Written request:
Take the line containing "What's the underlying" and every line after it to the end of the material below; reproduce them exactly, without pictures.

Data records:

%%

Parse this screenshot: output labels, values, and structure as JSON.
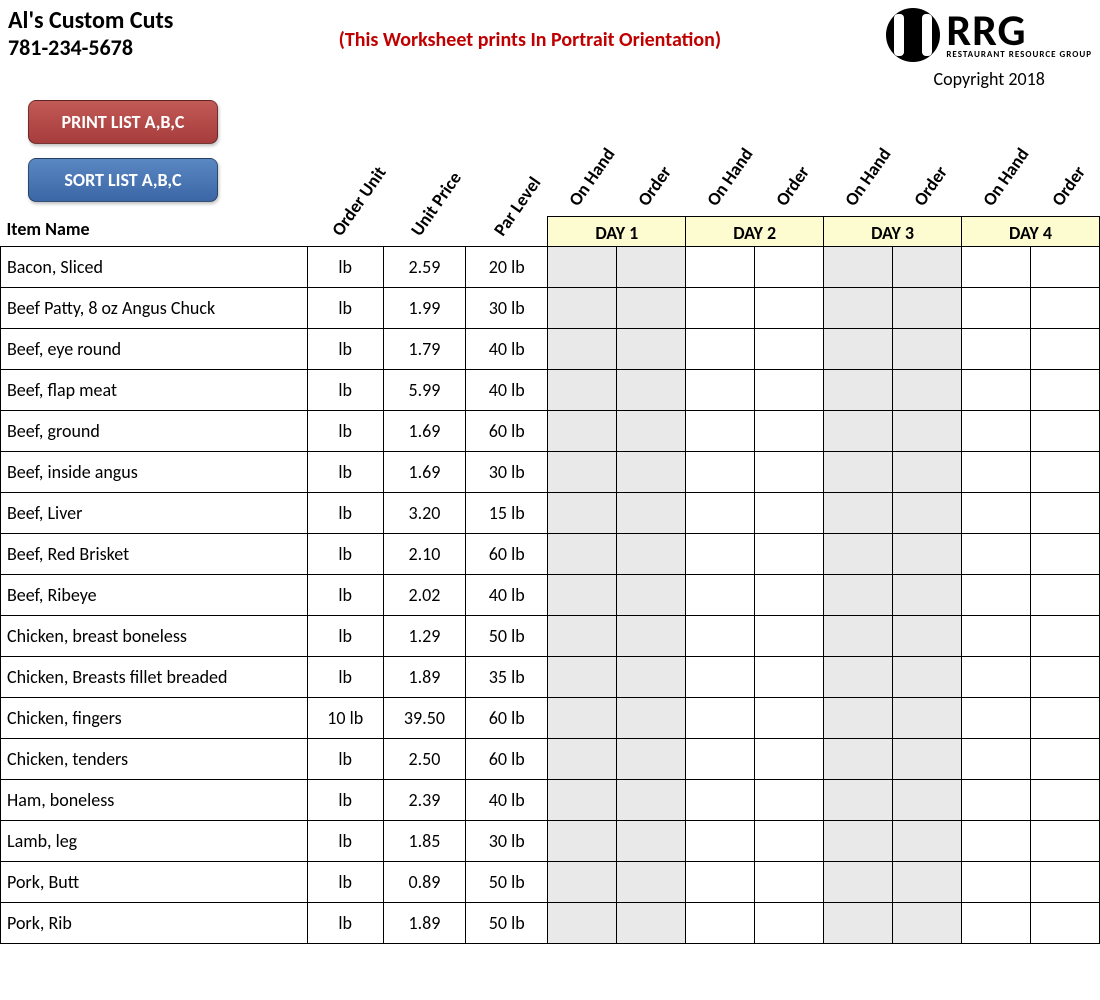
{
  "business": {
    "name": "Al's Custom Cuts",
    "phone": "781-234-5678"
  },
  "note": "(This Worksheet prints In Portrait Orientation)",
  "brand": {
    "big": "RRG",
    "sub": "RESTAURANT RESOURCE GROUP",
    "copyright": "Copyright 2018"
  },
  "buttons": {
    "print": "PRINT LIST A,B,C",
    "sort": "SORT LIST A,B,C"
  },
  "columns": {
    "item": "Item Name",
    "order_unit": "Order Unit",
    "unit_price": "Unit Price",
    "par_level": "Par Level",
    "on_hand": "On Hand",
    "order": "Order"
  },
  "days": [
    "DAY 1",
    "DAY 2",
    "DAY 3",
    "DAY 4"
  ],
  "rows": [
    {
      "name": "Bacon, Sliced",
      "unit": "lb",
      "price": "2.59",
      "par": "20 lb"
    },
    {
      "name": "Beef Patty, 8 oz Angus Chuck",
      "unit": "lb",
      "price": "1.99",
      "par": "30 lb"
    },
    {
      "name": "Beef, eye round",
      "unit": "lb",
      "price": "1.79",
      "par": "40 lb"
    },
    {
      "name": "Beef, flap meat",
      "unit": "lb",
      "price": "5.99",
      "par": "40 lb"
    },
    {
      "name": "Beef, ground",
      "unit": "lb",
      "price": "1.69",
      "par": "60 lb"
    },
    {
      "name": "Beef, inside angus",
      "unit": "lb",
      "price": "1.69",
      "par": "30 lb"
    },
    {
      "name": "Beef, Liver",
      "unit": "lb",
      "price": "3.20",
      "par": "15 lb"
    },
    {
      "name": "Beef, Red Brisket",
      "unit": "lb",
      "price": "2.10",
      "par": "60 lb"
    },
    {
      "name": "Beef, Ribeye",
      "unit": "lb",
      "price": "2.02",
      "par": "40 lb"
    },
    {
      "name": "Chicken, breast boneless",
      "unit": "lb",
      "price": "1.29",
      "par": "50 lb"
    },
    {
      "name": "Chicken, Breasts fillet breaded",
      "unit": "lb",
      "price": "1.89",
      "par": "35 lb"
    },
    {
      "name": "Chicken, fingers",
      "unit": "10 lb",
      "price": "39.50",
      "par": "60 lb"
    },
    {
      "name": "Chicken, tenders",
      "unit": "lb",
      "price": "2.50",
      "par": "60 lb"
    },
    {
      "name": "Ham, boneless",
      "unit": "lb",
      "price": "2.39",
      "par": "40 lb"
    },
    {
      "name": "Lamb, leg",
      "unit": "lb",
      "price": "1.85",
      "par": "30 lb"
    },
    {
      "name": "Pork, Butt",
      "unit": "lb",
      "price": "0.89",
      "par": "50 lb"
    },
    {
      "name": "Pork, Rib",
      "unit": "lb",
      "price": "1.89",
      "par": "50 lb"
    }
  ]
}
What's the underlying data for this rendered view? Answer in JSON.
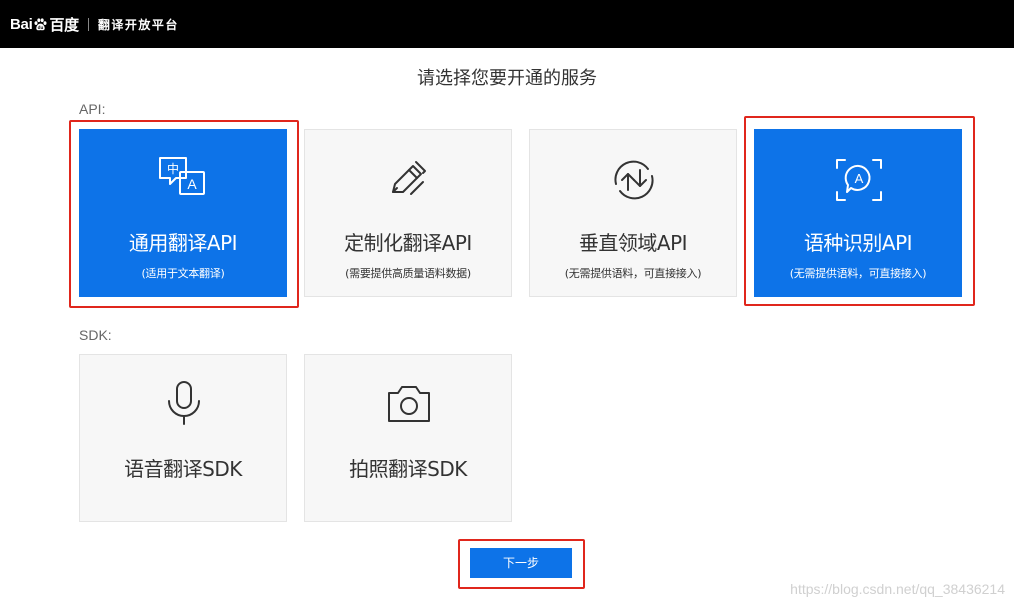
{
  "header": {
    "logo_text_left": "Bai",
    "logo_text_right": "百度",
    "platform_name": "翻译开放平台"
  },
  "page_title": "请选择您要开通的服务",
  "sections": {
    "api_label": "API:",
    "sdk_label": "SDK:"
  },
  "api_cards": [
    {
      "title": "通用翻译API",
      "subtitle": "(适用于文本翻译)",
      "icon": "translate-zh-a-icon",
      "selected": true
    },
    {
      "title": "定制化翻译API",
      "subtitle": "(需要提供高质量语料数据)",
      "icon": "pen-edit-icon",
      "selected": false
    },
    {
      "title": "垂直领域API",
      "subtitle": "(无需提供语料，可直接接入)",
      "icon": "sync-arrows-icon",
      "selected": false
    },
    {
      "title": "语种识别API",
      "subtitle": "(无需提供语料，可直接接入)",
      "icon": "language-detect-icon",
      "selected": true
    }
  ],
  "sdk_cards": [
    {
      "title": "语音翻译SDK",
      "icon": "microphone-icon",
      "selected": false
    },
    {
      "title": "拍照翻译SDK",
      "icon": "camera-icon",
      "selected": false
    }
  ],
  "next_button": "下一步",
  "watermark": "https://blog.csdn.net/qq_38436214",
  "colors": {
    "selected_blue": "#0d73e8",
    "highlight_red": "#e0261c",
    "topbar_black": "#000000",
    "card_bg": "#f7f7f7"
  }
}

%%

Solution:
What's the underlying data for this rendered view? Answer in JSON.
{
  "header": {
    "logo_text_left": "Bai",
    "logo_text_right": "百度",
    "platform_name": "翻译开放平台"
  },
  "page_title": "请选择您要开通的服务",
  "sections": {
    "api_label": "API:",
    "sdk_label": "SDK:"
  },
  "api_cards": [
    {
      "title": "通用翻译API",
      "subtitle": "(适用于文本翻译)",
      "icon": "translate-zh-a-icon",
      "selected": true
    },
    {
      "title": "定制化翻译API",
      "subtitle": "(需要提供高质量语料数据)",
      "icon": "pen-edit-icon",
      "selected": false
    },
    {
      "title": "垂直领域API",
      "subtitle": "(无需提供语料，可直接接入)",
      "icon": "sync-arrows-icon",
      "selected": false
    },
    {
      "title": "语种识别API",
      "subtitle": "(无需提供语料，可直接接入)",
      "icon": "language-detect-icon",
      "selected": true
    }
  ],
  "sdk_cards": [
    {
      "title": "语音翻译SDK",
      "icon": "microphone-icon",
      "selected": false
    },
    {
      "title": "拍照翻译SDK",
      "icon": "camera-icon",
      "selected": false
    }
  ],
  "next_button": "下一步",
  "watermark": "https://blog.csdn.net/qq_38436214",
  "colors": {
    "selected_blue": "#0d73e8",
    "highlight_red": "#e0261c",
    "topbar_black": "#000000",
    "card_bg": "#f7f7f7"
  }
}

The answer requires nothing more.